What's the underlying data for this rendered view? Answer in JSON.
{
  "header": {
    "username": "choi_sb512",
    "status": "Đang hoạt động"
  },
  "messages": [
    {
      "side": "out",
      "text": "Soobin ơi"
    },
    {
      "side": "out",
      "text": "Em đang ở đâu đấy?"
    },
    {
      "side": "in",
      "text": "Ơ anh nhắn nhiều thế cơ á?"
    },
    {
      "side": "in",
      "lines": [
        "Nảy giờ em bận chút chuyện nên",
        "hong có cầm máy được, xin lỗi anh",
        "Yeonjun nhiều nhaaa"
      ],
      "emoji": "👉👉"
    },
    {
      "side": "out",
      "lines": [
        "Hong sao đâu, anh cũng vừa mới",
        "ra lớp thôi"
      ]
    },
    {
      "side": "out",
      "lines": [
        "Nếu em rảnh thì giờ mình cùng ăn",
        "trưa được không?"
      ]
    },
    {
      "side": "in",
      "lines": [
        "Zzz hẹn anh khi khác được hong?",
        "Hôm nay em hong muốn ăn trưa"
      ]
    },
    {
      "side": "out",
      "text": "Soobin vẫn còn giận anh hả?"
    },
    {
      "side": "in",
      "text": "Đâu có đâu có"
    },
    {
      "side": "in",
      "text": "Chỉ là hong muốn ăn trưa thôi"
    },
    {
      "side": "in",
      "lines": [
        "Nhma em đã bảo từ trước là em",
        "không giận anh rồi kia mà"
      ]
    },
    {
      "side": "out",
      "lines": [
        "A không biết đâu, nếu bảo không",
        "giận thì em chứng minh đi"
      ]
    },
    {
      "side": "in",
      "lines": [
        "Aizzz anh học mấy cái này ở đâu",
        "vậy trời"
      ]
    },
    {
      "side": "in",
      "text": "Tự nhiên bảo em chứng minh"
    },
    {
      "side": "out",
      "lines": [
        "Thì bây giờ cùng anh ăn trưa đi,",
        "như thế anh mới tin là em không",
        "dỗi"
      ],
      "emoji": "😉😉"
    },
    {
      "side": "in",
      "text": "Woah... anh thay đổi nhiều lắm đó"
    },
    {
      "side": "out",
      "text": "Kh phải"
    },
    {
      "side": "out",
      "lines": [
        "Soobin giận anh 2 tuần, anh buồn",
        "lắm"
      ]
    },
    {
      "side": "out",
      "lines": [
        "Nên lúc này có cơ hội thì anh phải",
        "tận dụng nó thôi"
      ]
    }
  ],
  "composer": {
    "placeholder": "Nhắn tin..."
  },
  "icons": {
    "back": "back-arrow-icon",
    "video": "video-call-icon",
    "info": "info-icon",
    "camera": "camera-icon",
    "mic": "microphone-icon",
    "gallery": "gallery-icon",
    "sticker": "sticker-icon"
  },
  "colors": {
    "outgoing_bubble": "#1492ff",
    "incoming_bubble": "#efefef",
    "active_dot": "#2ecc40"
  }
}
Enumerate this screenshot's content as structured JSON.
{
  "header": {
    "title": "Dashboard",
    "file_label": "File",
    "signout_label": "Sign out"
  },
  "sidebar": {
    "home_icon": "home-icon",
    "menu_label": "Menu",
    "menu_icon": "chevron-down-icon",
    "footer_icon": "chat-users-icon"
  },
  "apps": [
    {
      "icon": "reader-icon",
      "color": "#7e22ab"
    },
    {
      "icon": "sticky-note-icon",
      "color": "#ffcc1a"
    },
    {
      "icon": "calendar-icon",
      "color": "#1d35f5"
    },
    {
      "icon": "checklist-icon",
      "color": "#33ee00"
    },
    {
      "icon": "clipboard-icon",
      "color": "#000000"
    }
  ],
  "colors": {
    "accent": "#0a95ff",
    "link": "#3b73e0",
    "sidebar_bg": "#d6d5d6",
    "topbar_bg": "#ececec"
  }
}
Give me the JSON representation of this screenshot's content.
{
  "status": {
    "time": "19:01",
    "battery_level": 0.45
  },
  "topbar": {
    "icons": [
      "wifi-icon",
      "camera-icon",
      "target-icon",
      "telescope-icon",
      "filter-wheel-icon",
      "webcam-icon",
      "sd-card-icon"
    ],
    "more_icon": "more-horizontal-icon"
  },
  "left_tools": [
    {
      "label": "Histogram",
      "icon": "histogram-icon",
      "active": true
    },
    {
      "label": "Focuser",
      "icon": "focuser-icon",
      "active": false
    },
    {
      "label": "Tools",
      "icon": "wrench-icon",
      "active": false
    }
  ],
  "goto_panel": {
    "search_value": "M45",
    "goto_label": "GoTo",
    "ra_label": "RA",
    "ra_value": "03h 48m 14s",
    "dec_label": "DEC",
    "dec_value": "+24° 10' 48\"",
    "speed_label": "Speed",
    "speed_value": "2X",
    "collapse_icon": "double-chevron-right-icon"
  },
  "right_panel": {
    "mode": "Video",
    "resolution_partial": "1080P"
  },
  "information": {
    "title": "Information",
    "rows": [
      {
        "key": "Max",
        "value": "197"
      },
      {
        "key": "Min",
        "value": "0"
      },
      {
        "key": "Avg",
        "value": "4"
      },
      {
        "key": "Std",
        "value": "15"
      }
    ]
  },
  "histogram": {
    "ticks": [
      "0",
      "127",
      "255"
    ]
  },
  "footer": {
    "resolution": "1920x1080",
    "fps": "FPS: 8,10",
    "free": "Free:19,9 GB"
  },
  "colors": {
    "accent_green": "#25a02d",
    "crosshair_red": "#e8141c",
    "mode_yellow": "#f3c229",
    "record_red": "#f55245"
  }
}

• _Task to carry out_
Give every line of the material that includes the string "trưa".

• _Expected output_
        "trưa được không?"
        "Hôm nay em hong muốn ăn trưa"
      "text": "Chỉ là hong muốn ăn trưa thôi"
        "Thì bây giờ cùng anh ăn trưa đi,",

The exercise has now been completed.